Collected data entries

********

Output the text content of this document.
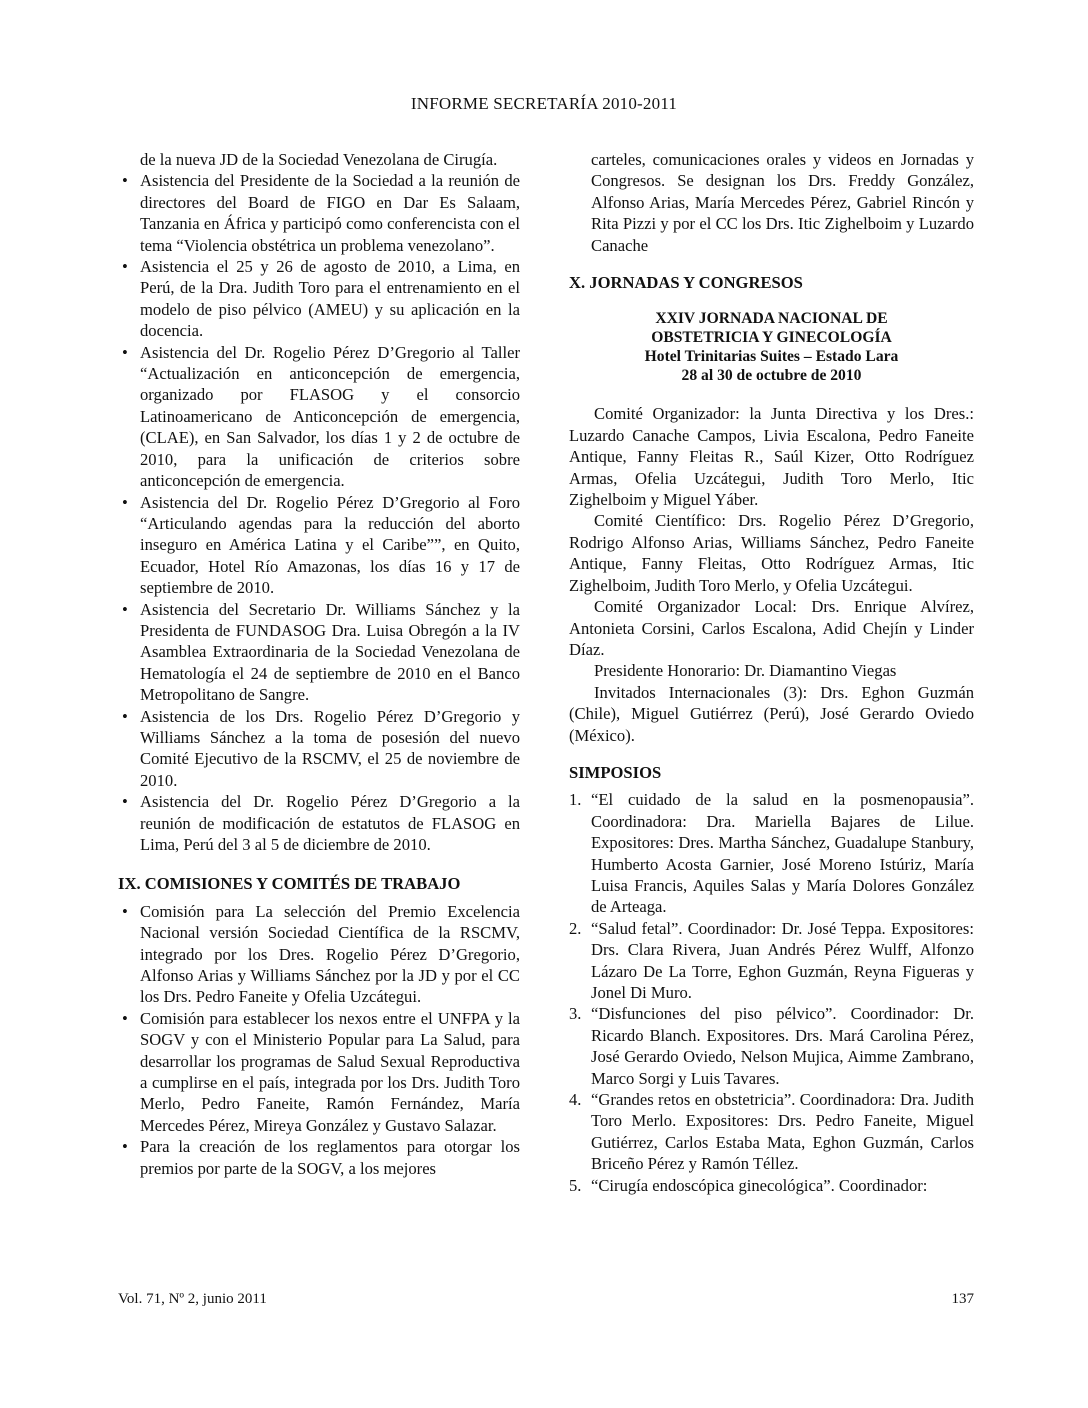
INFORME SECRETARÍA 2010-2011

de la nueva JD de la Sociedad Venezolana de Cirugía.

• Asistencia del Presidente de la Sociedad a la reunión de directores del Board de FIGO en Dar Es Salaam, Tanzania en África y participó como conferencista con el tema “Violencia obstétrica un problema venezolano”.
• Asistencia el 25 y 26 de agosto de 2010, a Lima, en Perú, de la Dra. Judith Toro para el entrenamiento en el modelo de piso pélvico (AMEU) y su aplicación en la docencia.
• Asistencia del Dr. Rogelio Pérez D’Gregorio al Taller “Actualización en anticoncepción de emergencia, organizado por FLASOG y el consorcio Latinoamericano de Anticoncepción de emergencia, (CLAE), en San Salvador, los días 1 y 2 de octubre de 2010, para la unificación de criterios sobre anticoncepción de emergencia.
• Asistencia del Dr. Rogelio Pérez D’Gregorio al Foro “Articulando agendas para la reducción del aborto inseguro en América Latina y el Caribe””, en Quito, Ecuador, Hotel Río Amazonas, los días 16 y 17 de septiembre de 2010.
• Asistencia del Secretario Dr. Williams Sánchez y la Presidenta de FUNDASOG Dra. Luisa Obregón a la IV Asamblea Extraordinaria de la Sociedad Venezolana de Hematología el 24 de septiembre de 2010 en el Banco Metropolitano de Sangre.
• Asistencia de los Drs. Rogelio Pérez D’Gregorio y Williams Sánchez a la toma de posesión del nuevo Comité Ejecutivo de la RSCMV, el 25 de noviembre de 2010.
• Asistencia del Dr. Rogelio Pérez D’Gregorio a la reunión de modificación de estatutos de FLASOG en Lima, Perú del 3 al 5 de diciembre de 2010.
IX. COMISIONES Y COMITÉS DE TRABAJO
• Comisión para La selección del Premio Excelencia Nacional versión Sociedad Científica de la RSCMV, integrado por los Dres. Rogelio Pérez D’Gregorio, Alfonso Arias y Williams Sánchez por la JD y por el CC los Drs. Pedro Faneite y Ofelia Uzcátegui.
• Comisión para establecer los nexos entre el UNFPA y la SOGV y con el Ministerio Popular para La Salud, para desarrollar los programas de Salud Sexual Reproductiva a cumplirse en el país, integrada por los Drs. Judith Toro Merlo, Pedro Faneite, Ramón Fernández, María Mercedes Pérez, Mireya González y Gustavo Salazar.
• Para la creación de los reglamentos para otorgar los premios por parte de la SOGV, a los mejores

carteles, comunicaciones orales y videos en Jornadas y Congresos. Se designan los Drs. Freddy González, Alfonso Arias, María Mercedes Pérez, Gabriel Rincón y Rita Pizzi y por el CC los Drs. Itic Zighelboim y Luzardo Canache

X. JORNADAS Y CONGRESOS
XXIV JORNADA NACIONAL DE
OBSTETRICIA Y GINECOLOGÍA
Hotel Trinitarias Suites – Estado Lara
28 al 30 de octubre de 2010

Comité Organizador: la Junta Directiva y los Dres.: Luzardo Canache Campos, Livia Escalona, Pedro Faneite Antique, Fanny Fleitas R., Saúl Kizer, Otto Rodríguez Armas, Ofelia Uzcátegui, Judith Toro Merlo, Itic Zighelboim y Miguel Yáber.

Comité Científico: Drs. Rogelio Pérez D’Gregorio, Rodrigo Alfonso Arias, Williams Sánchez, Pedro Faneite Antique, Fanny Fleitas, Otto Rodríguez Armas, Itic Zighelboim, Judith Toro Merlo, y Ofelia Uzcátegui.

Comité Organizador Local: Drs. Enrique Alvírez, Antonieta Corsini, Carlos Escalona, Adid Chejín y Linder Díaz.

Presidente Honorario: Dr. Diamantino Viegas

Invitados Internacionales (3): Drs. Eghon Guzmán (Chile), Miguel Gutiérrez (Perú), José Gerardo Oviedo (México).

SIMPOSIOS
1. “El cuidado de la salud en la posmenopausia”. Coordinadora: Dra. Mariella Bajares de Lilue. Expositores: Dres. Martha Sánchez, Guadalupe Stanbury, Humberto Acosta Garnier, José Moreno Istúriz, María Luisa Francis, Aquiles Salas y María Dolores González de Arteaga.
2. “Salud fetal”. Coordinador: Dr. José Teppa. Expositores: Drs. Clara Rivera, Juan Andrés Pérez Wulff, Alfonzo Lázaro De La Torre, Eghon Guzmán, Reyna Figueras y Jonel Di Muro.
3. “Disfunciones del piso pélvico”. Coordinador: Dr. Ricardo Blanch. Expositores. Drs. Mará Carolina Pérez, José Gerardo Oviedo, Nelson Mujica, Aimme Zambrano, Marco Sorgi y Luis Tavares.
4. “Grandes retos en obstetricia”. Coordinadora: Dra. Judith Toro Merlo. Expositores: Drs. Pedro Faneite, Miguel Gutiérrez, Carlos Estaba Mata, Eghon Guzmán, Carlos Briceño Pérez y Ramón Téllez.
5. “Cirugía endoscópica ginecológica”. Coordinador:
Vol. 71, Nº 2, junio 2011	137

********

Retype each entry precisely. Skip images entirely.

Result of the task —
Output the text content of this document.
INFORME SECRETARÍA 2010-2011

de la nueva JD de la Sociedad Venezolana de Cirugía.

• Asistencia del Presidente de la Sociedad a la reunión de directores del Board de FIGO en Dar Es Salaam, Tanzania en África y participó como conferencista con el tema “Violencia obstétrica un problema venezolano”.
• Asistencia el 25 y 26 de agosto de 2010, a Lima, en Perú, de la Dra. Judith Toro para el entrenamiento en el modelo de piso pélvico (AMEU) y su aplicación en la docencia.
• Asistencia del Dr. Rogelio Pérez D’Gregorio al Taller “Actualización en anticoncepción de emergencia, organizado por FLASOG y el consorcio Latinoamericano de Anticoncepción de emergencia, (CLAE), en San Salvador, los días 1 y 2 de octubre de 2010, para la unificación de criterios sobre anticoncepción de emergencia.
• Asistencia del Dr. Rogelio Pérez D’Gregorio al Foro “Articulando agendas para la reducción del aborto inseguro en América Latina y el Caribe””, en Quito, Ecuador, Hotel Río Amazonas, los días 16 y 17 de septiembre de 2010.
• Asistencia del Secretario Dr. Williams Sánchez y la Presidenta de FUNDASOG Dra. Luisa Obregón a la IV Asamblea Extraordinaria de la Sociedad Venezolana de Hematología el 24 de septiembre de 2010 en el Banco Metropolitano de Sangre.
• Asistencia de los Drs. Rogelio Pérez D’Gregorio y Williams Sánchez a la toma de posesión del nuevo Comité Ejecutivo de la RSCMV, el 25 de noviembre de 2010.
• Asistencia del Dr. Rogelio Pérez D’Gregorio a la reunión de modificación de estatutos de FLASOG en Lima, Perú del 3 al 5 de diciembre de 2010.
IX. COMISIONES Y COMITÉS DE TRABAJO
• Comisión para La selección del Premio Excelencia Nacional versión Sociedad Científica de la RSCMV, integrado por los Dres. Rogelio Pérez D’Gregorio, Alfonso Arias y Williams Sánchez por la JD y por el CC los Drs. Pedro Faneite y Ofelia Uzcátegui.
• Comisión para establecer los nexos entre el UNFPA y la SOGV y con el Ministerio Popular para La Salud, para desarrollar los programas de Salud Sexual Reproductiva a cumplirse en el país, integrada por los Drs. Judith Toro Merlo, Pedro Faneite, Ramón Fernández, María Mercedes Pérez, Mireya González y Gustavo Salazar.
• Para la creación de los reglamentos para otorgar los premios por parte de la SOGV, a los mejores

carteles, comunicaciones orales y videos en Jornadas y Congresos. Se designan los Drs. Freddy González, Alfonso Arias, María Mercedes Pérez, Gabriel Rincón y Rita Pizzi y por el CC los Drs. Itic Zighelboim y Luzardo Canache

X. JORNADAS Y CONGRESOS
XXIV JORNADA NACIONAL DE
OBSTETRICIA Y GINECOLOGÍA
Hotel Trinitarias Suites – Estado Lara
28 al 30 de octubre de 2010

Comité Organizador: la Junta Directiva y los Dres.: Luzardo Canache Campos, Livia Escalona, Pedro Faneite Antique, Fanny Fleitas R., Saúl Kizer, Otto Rodríguez Armas, Ofelia Uzcátegui, Judith Toro Merlo, Itic Zighelboim y Miguel Yáber.

Comité Científico: Drs. Rogelio Pérez D’Gregorio, Rodrigo Alfonso Arias, Williams Sánchez, Pedro Faneite Antique, Fanny Fleitas, Otto Rodríguez Armas, Itic Zighelboim, Judith Toro Merlo, y Ofelia Uzcátegui.

Comité Organizador Local: Drs. Enrique Alvírez, Antonieta Corsini, Carlos Escalona, Adid Chejín y Linder Díaz.

Presidente Honorario: Dr. Diamantino Viegas

Invitados Internacionales (3): Drs. Eghon Guzmán (Chile), Miguel Gutiérrez (Perú), José Gerardo Oviedo (México).

SIMPOSIOS
1. “El cuidado de la salud en la posmenopausia”. Coordinadora: Dra. Mariella Bajares de Lilue. Expositores: Dres. Martha Sánchez, Guadalupe Stanbury, Humberto Acosta Garnier, José Moreno Istúriz, María Luisa Francis, Aquiles Salas y María Dolores González de Arteaga.
2. “Salud fetal”. Coordinador: Dr. José Teppa. Expositores: Drs. Clara Rivera, Juan Andrés Pérez Wulff, Alfonzo Lázaro De La Torre, Eghon Guzmán, Reyna Figueras y Jonel Di Muro.
3. “Disfunciones del piso pélvico”. Coordinador: Dr. Ricardo Blanch. Expositores. Drs. Mará Carolina Pérez, José Gerardo Oviedo, Nelson Mujica, Aimme Zambrano, Marco Sorgi y Luis Tavares.
4. “Grandes retos en obstetricia”. Coordinadora: Dra. Judith Toro Merlo. Expositores: Drs. Pedro Faneite, Miguel Gutiérrez, Carlos Estaba Mata, Eghon Guzmán, Carlos Briceño Pérez y Ramón Téllez.
5. “Cirugía endoscópica ginecológica”. Coordinador:
Vol. 71, Nº 2, junio 2011	137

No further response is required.